===== Record set
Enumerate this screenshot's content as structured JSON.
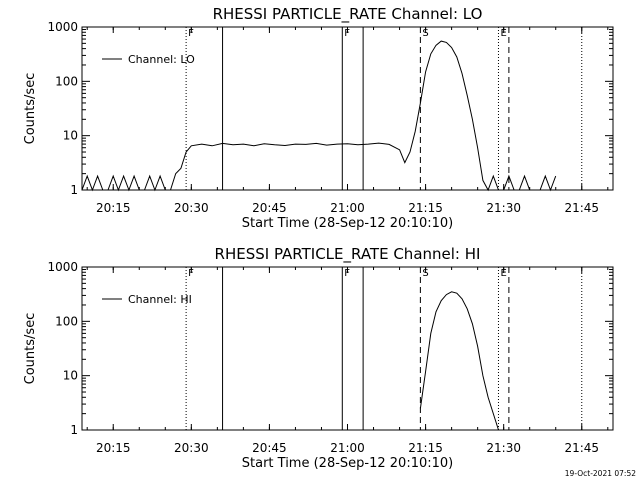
{
  "footer": {
    "timestamp": "19-Oct-2021 07:52"
  },
  "chart_data": [
    {
      "type": "line",
      "title": "RHESSI PARTICLE_RATE Channel: LO",
      "xlabel": "Start Time (28-Sep-12 20:10:10)",
      "ylabel": "Counts/sec",
      "y_scale": "log",
      "xlim": [
        "20:09",
        "21:51"
      ],
      "ylim": [
        1,
        1000
      ],
      "x_ticks": [
        "20:15",
        "20:30",
        "20:45",
        "21:00",
        "21:15",
        "21:30",
        "21:45"
      ],
      "y_ticks": [
        "1",
        "10",
        "100",
        "1000"
      ],
      "legend": {
        "placement": "top-left",
        "entries": [
          "Channel: LO"
        ]
      },
      "series": [
        {
          "name": "Channel: LO",
          "x": [
            "20:09",
            "20:10",
            "20:11",
            "20:12",
            "20:13",
            "20:14",
            "20:15",
            "20:16",
            "20:17",
            "20:18",
            "20:19",
            "20:20",
            "20:21",
            "20:22",
            "20:23",
            "20:24",
            "20:25",
            "20:26",
            "20:27",
            "20:28",
            "20:29",
            "20:30",
            "20:32",
            "20:34",
            "20:36",
            "20:38",
            "20:40",
            "20:42",
            "20:44",
            "20:46",
            "20:48",
            "20:50",
            "20:52",
            "20:54",
            "20:56",
            "20:58",
            "21:00",
            "21:02",
            "21:04",
            "21:06",
            "21:08",
            "21:10",
            "21:11",
            "21:12",
            "21:13",
            "21:14",
            "21:15",
            "21:16",
            "21:17",
            "21:18",
            "21:19",
            "21:20",
            "21:21",
            "21:22",
            "21:23",
            "21:24",
            "21:25",
            "21:26",
            "21:27",
            "21:28",
            "21:29",
            "21:30",
            "21:31",
            "21:32",
            "21:33",
            "21:34",
            "21:35",
            "21:36",
            "21:37",
            "21:38",
            "21:39",
            "21:40"
          ],
          "y": [
            1,
            1.8,
            1,
            1.8,
            1,
            1,
            1.8,
            1,
            1.8,
            1,
            1.8,
            1,
            1,
            1.8,
            1,
            1.8,
            1,
            1,
            2,
            2.5,
            5,
            6.5,
            7,
            6.5,
            7.2,
            6.8,
            7,
            6.5,
            7.1,
            6.8,
            6.6,
            7,
            6.9,
            7.2,
            6.7,
            7,
            7.1,
            6.8,
            7,
            7.3,
            6.9,
            5.5,
            3.2,
            5,
            12,
            40,
            150,
            320,
            460,
            550,
            520,
            420,
            280,
            140,
            55,
            20,
            6,
            1.5,
            1,
            1.8,
            1,
            1,
            1.8,
            1,
            1,
            1.8,
            1,
            1,
            1,
            1.8,
            1,
            1.8
          ]
        }
      ],
      "markers": [
        {
          "time": "20:29",
          "style": "dotted",
          "label": "F"
        },
        {
          "time": "20:36",
          "style": "solid",
          "label": ""
        },
        {
          "time": "20:59",
          "style": "solid",
          "label": "F"
        },
        {
          "time": "21:03",
          "style": "solid",
          "label": ""
        },
        {
          "time": "21:14",
          "style": "dashed",
          "label": "S"
        },
        {
          "time": "21:29",
          "style": "dotted",
          "label": "E"
        },
        {
          "time": "21:31",
          "style": "dashed",
          "label": ""
        },
        {
          "time": "21:45",
          "style": "dotted",
          "label": ""
        }
      ]
    },
    {
      "type": "line",
      "title": "RHESSI PARTICLE_RATE Channel: HI",
      "xlabel": "Start Time (28-Sep-12 20:10:10)",
      "ylabel": "Counts/sec",
      "y_scale": "log",
      "xlim": [
        "20:09",
        "21:51"
      ],
      "ylim": [
        1,
        1000
      ],
      "x_ticks": [
        "20:15",
        "20:30",
        "20:45",
        "21:00",
        "21:15",
        "21:30",
        "21:45"
      ],
      "y_ticks": [
        "1",
        "10",
        "100",
        "1000"
      ],
      "legend": {
        "placement": "top-left",
        "entries": [
          "Channel: HI"
        ]
      },
      "series": [
        {
          "name": "Channel: HI",
          "x": [
            "21:14",
            "21:15",
            "21:16",
            "21:17",
            "21:18",
            "21:19",
            "21:20",
            "21:21",
            "21:22",
            "21:23",
            "21:24",
            "21:25",
            "21:26",
            "21:27",
            "21:28",
            "21:29"
          ],
          "y": [
            2.5,
            12,
            60,
            150,
            240,
            310,
            350,
            330,
            260,
            170,
            90,
            35,
            10,
            4,
            2,
            1
          ]
        }
      ],
      "markers": [
        {
          "time": "20:29",
          "style": "dotted",
          "label": "F"
        },
        {
          "time": "20:36",
          "style": "solid",
          "label": ""
        },
        {
          "time": "20:59",
          "style": "solid",
          "label": "F"
        },
        {
          "time": "21:03",
          "style": "solid",
          "label": ""
        },
        {
          "time": "21:14",
          "style": "dashed",
          "label": "S"
        },
        {
          "time": "21:29",
          "style": "dotted",
          "label": "E"
        },
        {
          "time": "21:31",
          "style": "dashed",
          "label": ""
        },
        {
          "time": "21:45",
          "style": "dotted",
          "label": ""
        }
      ]
    }
  ]
}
==========
Request: Collect the complete line wherever the string "title" appears in the records.

Task output:
      "title": "RHESSI PARTICLE_RATE Channel: LO",
      "title": "RHESSI PARTICLE_RATE Channel: HI",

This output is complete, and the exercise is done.